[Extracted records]

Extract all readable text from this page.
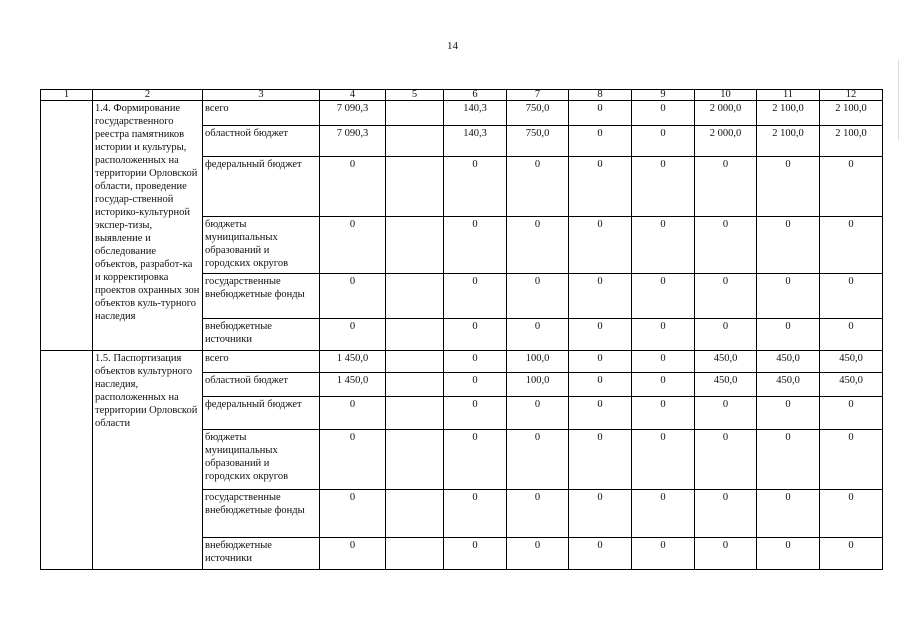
14
1	2	3	4	5	6	7	8	9	10	11	12
	1.4. Формирование государственного реестра памятников истории и культуры, расположенных на территории Орловской области, проведение государ-ственной историко-культурной экспер-тизы, выявление и обследование объектов, разработ-ка и корректировка проектов охранных зон объектов куль-турного наследия	всего	7 090,3		140,3	750,0	0	0	2 000,0	2 100,0	2 100,0
		областной бюджет	7 090,3		140,3	750,0	0	0	2 000,0	2 100,0	2 100,0
		федеральный бюджет	0		0	0	0	0	0	0	0
		бюджеты муниципальных образований и городских округов	0		0	0	0	0	0	0	0
		государственные внебюджетные фонды	0		0	0	0	0	0	0	0
		внебюджетные источники	0		0	0	0	0	0	0	0
	1.5. Паспортизация объектов культурного наследия, расположенных на территории Орловской области	всего	1 450,0		0	100,0	0	0	450,0	450,0	450,0
		областной бюджет	1 450,0		0	100,0	0	0	450,0	450,0	450,0
		федеральный бюджет	0		0	0	0	0	0	0	0
		бюджеты муниципальных образований и городских округов	0		0	0	0	0	0	0	0
		государственные внебюджетные фонды	0		0	0	0	0	0	0	0
		внебюджетные источники	0		0	0	0	0	0	0	0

- [Task to complete] Will you set down the records word for word while leaving out every picture?

- [Complete answer]
Extract all readable text from this page.
14
1	2	3	4	5	6	7	8	9	10	11	12
	1.4. Формирование государственного реестра памятников истории и культуры, расположенных на территории Орловской области, проведение государ-ственной историко-культурной экспер-тизы, выявление и обследование объектов, разработ-ка и корректировка проектов охранных зон объектов куль-турного наследия	всего	7 090,3		140,3	750,0	0	0	2 000,0	2 100,0	2 100,0
		областной бюджет	7 090,3		140,3	750,0	0	0	2 000,0	2 100,0	2 100,0
		федеральный бюджет	0		0	0	0	0	0	0	0
		бюджеты муниципальных образований и городских округов	0		0	0	0	0	0	0	0
		государственные внебюджетные фонды	0		0	0	0	0	0	0	0
		внебюджетные источники	0		0	0	0	0	0	0	0
	1.5. Паспортизация объектов культурного наследия, расположенных на территории Орловской области	всего	1 450,0		0	100,0	0	0	450,0	450,0	450,0
		областной бюджет	1 450,0		0	100,0	0	0	450,0	450,0	450,0
		федеральный бюджет	0		0	0	0	0	0	0	0
		бюджеты муниципальных образований и городских округов	0		0	0	0	0	0	0	0
		государственные внебюджетные фонды	0		0	0	0	0	0	0	0
		внебюджетные источники	0		0	0	0	0	0	0	0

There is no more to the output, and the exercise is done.